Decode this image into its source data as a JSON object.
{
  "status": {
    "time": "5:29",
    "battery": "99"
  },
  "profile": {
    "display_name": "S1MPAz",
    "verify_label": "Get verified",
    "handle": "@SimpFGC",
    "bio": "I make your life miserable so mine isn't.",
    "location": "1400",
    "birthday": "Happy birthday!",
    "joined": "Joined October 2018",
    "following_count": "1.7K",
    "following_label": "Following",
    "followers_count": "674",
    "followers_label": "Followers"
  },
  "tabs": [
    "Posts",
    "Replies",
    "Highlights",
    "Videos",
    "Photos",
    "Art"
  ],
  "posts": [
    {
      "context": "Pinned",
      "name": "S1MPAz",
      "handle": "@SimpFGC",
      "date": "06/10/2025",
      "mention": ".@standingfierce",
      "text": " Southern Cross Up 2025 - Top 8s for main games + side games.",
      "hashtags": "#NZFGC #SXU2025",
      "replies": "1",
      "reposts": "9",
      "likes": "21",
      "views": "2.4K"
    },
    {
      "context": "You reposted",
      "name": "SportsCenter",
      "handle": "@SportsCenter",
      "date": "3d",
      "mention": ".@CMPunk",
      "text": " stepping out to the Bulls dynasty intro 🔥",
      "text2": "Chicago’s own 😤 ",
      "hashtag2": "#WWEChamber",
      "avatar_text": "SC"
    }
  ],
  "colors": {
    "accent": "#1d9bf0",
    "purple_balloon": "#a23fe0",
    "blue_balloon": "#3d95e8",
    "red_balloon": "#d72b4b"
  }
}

• **Requirements**
Using the records above, copy each line that contains "SportsCenter".

• **Answer for this exercise**
      "name": "SportsCenter",
      "handle": "@SportsCenter",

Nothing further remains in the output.